** START INFORMATION GIVEN **

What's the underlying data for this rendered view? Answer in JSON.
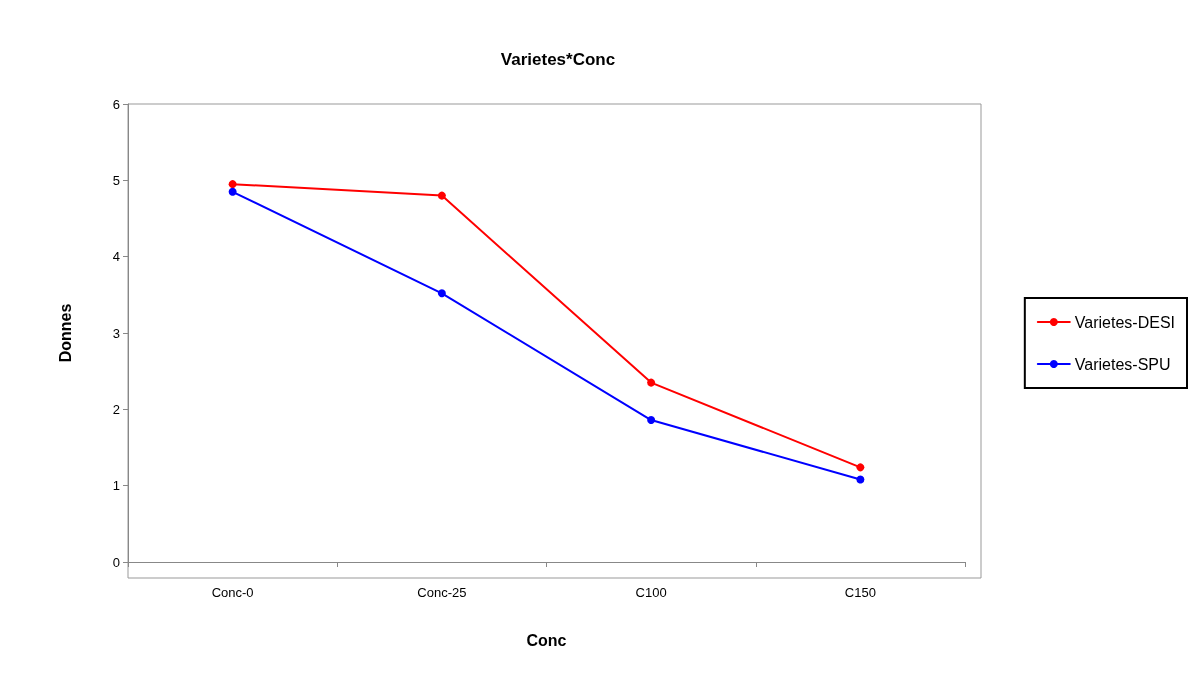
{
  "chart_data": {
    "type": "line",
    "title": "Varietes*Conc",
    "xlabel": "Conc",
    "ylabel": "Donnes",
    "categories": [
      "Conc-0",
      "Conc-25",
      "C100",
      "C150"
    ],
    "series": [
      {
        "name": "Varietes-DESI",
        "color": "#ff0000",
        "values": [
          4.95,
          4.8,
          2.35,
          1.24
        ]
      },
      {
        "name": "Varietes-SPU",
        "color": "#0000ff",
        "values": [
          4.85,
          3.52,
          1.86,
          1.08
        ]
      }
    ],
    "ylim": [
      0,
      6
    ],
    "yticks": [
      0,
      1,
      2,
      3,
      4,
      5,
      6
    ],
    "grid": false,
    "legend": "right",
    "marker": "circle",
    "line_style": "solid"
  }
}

** END INFORMATION GIVEN **

> DIRECTION
Tell how many lines of the material above hold "Varietes", answering with a bare number.

> RESULT FOR THIS TASK
3